* Rows from a figure dataset:
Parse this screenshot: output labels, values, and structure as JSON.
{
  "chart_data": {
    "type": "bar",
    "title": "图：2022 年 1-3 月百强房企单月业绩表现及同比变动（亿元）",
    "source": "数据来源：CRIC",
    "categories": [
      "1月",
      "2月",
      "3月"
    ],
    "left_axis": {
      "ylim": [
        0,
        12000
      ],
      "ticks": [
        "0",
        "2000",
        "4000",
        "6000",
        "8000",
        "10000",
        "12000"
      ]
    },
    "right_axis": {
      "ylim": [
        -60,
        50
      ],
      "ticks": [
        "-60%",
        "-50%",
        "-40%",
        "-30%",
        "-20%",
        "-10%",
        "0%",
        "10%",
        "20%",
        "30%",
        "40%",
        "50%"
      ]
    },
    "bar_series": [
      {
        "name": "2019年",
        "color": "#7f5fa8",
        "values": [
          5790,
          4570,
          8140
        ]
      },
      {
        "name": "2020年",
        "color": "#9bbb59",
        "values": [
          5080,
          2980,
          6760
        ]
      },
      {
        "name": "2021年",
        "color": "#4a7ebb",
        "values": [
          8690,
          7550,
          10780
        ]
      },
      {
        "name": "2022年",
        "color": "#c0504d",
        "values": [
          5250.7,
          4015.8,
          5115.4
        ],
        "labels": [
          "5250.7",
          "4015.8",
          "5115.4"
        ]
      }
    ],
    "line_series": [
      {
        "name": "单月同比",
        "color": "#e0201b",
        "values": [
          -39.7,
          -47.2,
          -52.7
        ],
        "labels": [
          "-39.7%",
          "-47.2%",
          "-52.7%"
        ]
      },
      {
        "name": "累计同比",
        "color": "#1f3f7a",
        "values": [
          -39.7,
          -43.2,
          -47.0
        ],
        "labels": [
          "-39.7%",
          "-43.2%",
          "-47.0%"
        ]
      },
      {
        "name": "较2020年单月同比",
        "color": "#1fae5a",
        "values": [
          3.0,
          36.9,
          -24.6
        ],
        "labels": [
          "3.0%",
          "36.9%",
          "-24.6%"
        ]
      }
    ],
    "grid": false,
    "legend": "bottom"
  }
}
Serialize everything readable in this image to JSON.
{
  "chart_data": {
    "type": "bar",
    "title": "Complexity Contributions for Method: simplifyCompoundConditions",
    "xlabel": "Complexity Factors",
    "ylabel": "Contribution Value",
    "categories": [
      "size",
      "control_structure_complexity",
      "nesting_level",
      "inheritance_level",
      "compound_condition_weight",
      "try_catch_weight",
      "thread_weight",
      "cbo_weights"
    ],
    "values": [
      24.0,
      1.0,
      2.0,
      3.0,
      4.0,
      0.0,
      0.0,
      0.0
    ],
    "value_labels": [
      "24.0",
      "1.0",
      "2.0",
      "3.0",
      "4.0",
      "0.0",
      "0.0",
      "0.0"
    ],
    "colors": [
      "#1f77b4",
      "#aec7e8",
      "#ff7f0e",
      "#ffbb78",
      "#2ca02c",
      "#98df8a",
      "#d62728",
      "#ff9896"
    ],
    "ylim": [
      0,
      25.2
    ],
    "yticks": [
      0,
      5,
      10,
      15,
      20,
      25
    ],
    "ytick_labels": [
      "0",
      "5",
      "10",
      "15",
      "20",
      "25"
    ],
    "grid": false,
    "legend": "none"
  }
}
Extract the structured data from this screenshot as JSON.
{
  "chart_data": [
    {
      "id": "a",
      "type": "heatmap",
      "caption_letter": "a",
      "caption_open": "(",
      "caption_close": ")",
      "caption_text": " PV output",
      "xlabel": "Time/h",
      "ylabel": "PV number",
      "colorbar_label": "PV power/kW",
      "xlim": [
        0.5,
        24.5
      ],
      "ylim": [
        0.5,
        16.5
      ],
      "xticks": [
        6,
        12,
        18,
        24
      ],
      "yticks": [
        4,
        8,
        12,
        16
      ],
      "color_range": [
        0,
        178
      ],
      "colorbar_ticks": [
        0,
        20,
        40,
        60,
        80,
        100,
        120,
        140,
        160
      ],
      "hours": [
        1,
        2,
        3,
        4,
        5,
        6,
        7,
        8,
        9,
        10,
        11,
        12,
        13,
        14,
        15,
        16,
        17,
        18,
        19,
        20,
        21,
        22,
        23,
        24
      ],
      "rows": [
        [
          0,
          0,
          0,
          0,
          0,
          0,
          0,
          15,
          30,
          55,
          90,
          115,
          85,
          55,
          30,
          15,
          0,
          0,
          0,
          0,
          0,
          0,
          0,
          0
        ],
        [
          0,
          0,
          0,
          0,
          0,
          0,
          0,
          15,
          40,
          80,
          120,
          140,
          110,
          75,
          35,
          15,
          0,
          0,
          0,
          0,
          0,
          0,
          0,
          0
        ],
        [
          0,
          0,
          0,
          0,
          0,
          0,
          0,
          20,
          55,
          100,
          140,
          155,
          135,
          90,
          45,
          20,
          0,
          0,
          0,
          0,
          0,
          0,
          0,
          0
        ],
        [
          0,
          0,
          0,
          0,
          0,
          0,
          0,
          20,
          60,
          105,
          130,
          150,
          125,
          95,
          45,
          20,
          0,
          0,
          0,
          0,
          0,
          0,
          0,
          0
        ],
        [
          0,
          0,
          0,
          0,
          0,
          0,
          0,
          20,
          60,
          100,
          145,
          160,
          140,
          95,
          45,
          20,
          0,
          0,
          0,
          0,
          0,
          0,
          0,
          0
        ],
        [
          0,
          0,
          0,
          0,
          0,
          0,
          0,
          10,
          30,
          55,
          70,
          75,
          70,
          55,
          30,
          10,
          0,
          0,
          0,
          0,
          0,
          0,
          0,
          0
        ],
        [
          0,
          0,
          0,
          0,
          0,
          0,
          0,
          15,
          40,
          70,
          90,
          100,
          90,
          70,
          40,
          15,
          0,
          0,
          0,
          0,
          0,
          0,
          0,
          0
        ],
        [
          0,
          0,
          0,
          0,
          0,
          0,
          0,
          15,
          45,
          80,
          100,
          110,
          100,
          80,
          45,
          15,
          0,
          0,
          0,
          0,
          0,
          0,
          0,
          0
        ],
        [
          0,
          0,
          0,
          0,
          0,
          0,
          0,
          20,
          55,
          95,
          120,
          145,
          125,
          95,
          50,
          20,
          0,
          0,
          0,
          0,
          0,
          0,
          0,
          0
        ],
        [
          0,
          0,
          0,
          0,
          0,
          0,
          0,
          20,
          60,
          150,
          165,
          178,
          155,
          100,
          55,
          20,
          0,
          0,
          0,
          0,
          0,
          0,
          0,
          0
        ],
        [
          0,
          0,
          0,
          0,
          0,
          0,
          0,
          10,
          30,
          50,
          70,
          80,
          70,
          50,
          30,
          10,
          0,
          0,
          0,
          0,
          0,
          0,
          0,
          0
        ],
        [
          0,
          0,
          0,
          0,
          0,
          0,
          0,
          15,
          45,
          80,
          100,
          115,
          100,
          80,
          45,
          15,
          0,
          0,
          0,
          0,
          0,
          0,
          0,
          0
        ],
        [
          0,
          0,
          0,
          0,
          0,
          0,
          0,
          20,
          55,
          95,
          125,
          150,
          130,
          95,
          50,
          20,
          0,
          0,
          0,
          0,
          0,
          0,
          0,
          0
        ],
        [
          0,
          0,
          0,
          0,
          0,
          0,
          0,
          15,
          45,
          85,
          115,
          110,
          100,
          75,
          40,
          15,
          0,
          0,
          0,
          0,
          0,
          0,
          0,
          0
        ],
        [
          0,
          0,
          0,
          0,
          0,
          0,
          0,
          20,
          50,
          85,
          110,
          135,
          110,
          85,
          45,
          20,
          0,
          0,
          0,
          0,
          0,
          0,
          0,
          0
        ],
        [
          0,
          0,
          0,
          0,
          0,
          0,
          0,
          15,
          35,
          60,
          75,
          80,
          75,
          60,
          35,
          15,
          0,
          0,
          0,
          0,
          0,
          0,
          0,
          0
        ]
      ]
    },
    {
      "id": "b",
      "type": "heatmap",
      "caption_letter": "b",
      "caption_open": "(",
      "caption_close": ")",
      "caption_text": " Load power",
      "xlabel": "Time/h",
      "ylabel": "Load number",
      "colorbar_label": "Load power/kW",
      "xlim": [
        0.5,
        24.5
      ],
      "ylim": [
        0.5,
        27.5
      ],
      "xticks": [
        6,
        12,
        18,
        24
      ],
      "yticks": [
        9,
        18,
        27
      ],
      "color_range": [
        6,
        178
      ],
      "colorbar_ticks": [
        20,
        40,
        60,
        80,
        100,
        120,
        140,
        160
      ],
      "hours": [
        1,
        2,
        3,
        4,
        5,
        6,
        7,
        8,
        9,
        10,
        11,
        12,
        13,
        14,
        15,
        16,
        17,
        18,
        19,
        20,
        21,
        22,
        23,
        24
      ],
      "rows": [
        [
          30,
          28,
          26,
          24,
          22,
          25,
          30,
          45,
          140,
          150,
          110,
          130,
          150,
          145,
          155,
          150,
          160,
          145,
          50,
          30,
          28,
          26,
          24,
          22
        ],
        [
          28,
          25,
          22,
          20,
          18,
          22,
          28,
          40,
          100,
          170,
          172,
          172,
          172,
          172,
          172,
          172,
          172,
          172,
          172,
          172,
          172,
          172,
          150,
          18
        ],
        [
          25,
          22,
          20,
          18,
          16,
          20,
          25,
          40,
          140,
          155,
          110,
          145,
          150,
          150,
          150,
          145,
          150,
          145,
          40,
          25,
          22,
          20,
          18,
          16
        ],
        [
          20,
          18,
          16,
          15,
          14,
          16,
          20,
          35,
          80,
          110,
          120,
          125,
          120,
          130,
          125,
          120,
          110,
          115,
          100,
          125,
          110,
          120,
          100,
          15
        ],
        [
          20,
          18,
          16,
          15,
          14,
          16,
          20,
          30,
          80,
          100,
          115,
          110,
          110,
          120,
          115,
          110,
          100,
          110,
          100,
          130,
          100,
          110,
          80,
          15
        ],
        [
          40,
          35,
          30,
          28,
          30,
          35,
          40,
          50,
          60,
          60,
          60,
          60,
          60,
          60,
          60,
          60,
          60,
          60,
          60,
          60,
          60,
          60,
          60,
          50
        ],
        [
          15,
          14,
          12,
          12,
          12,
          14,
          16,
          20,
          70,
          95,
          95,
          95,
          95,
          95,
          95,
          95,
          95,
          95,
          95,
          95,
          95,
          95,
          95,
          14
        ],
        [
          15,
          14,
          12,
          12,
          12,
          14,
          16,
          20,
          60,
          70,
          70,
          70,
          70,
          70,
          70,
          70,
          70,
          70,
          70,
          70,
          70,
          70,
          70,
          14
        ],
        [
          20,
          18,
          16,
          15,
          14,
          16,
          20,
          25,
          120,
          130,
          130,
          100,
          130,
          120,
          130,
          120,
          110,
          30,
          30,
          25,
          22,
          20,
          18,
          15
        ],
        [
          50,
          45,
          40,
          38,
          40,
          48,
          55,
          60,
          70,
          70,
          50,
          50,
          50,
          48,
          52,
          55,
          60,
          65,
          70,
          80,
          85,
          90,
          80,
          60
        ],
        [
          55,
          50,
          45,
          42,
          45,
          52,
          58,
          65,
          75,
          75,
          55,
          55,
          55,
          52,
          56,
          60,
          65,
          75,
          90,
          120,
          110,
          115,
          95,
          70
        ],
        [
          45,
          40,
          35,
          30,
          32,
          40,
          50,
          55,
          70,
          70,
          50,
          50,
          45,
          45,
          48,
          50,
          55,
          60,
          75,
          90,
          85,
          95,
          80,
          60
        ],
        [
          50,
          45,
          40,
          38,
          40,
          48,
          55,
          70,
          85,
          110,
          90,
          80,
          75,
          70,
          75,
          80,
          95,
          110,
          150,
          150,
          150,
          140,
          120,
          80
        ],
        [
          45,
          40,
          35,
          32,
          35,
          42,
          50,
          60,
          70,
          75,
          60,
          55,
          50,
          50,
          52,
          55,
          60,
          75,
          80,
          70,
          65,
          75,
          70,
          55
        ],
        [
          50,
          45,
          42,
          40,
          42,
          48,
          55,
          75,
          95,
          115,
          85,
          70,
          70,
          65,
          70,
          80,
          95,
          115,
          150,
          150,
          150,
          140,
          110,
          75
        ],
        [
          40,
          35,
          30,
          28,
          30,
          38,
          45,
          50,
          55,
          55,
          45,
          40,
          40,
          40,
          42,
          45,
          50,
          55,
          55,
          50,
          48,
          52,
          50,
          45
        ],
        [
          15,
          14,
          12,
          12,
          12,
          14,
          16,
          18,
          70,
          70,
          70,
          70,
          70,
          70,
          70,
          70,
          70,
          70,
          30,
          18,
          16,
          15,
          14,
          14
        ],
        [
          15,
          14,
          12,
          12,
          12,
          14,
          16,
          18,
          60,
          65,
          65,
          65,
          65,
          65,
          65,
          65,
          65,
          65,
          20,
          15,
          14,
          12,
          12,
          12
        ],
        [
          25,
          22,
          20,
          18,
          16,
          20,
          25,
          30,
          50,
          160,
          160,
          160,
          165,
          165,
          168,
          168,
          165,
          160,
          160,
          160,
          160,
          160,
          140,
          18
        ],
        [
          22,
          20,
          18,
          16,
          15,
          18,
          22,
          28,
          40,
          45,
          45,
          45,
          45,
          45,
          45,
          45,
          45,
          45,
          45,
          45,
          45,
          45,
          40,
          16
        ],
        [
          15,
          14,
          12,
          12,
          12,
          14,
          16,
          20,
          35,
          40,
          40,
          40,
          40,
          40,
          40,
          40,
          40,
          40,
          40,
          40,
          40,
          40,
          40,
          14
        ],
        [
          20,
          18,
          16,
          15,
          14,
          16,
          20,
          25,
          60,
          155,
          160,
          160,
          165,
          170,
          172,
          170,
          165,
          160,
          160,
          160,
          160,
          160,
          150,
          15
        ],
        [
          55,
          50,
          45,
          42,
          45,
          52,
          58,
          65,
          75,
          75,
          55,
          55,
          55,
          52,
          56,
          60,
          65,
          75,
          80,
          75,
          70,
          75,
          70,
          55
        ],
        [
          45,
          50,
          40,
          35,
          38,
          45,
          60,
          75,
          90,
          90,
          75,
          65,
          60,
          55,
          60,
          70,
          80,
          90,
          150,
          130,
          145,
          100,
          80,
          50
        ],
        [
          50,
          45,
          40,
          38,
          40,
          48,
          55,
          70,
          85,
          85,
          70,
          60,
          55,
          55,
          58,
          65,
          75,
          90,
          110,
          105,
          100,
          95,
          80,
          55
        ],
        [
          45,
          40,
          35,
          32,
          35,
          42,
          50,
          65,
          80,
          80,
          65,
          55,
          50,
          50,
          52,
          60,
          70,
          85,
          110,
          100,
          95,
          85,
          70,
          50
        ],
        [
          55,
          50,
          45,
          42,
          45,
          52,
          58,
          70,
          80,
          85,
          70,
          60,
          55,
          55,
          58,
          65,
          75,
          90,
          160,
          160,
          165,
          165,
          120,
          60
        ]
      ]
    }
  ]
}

* PROBLEM TO SOLVE: Gather every line from the entries above where the word "ylabel" appears, and copy them.

* TASK OUTPUT:
    "ylabel": "Contribution Value",
      "ylabel": "PV number",
      "ylabel": "Load number",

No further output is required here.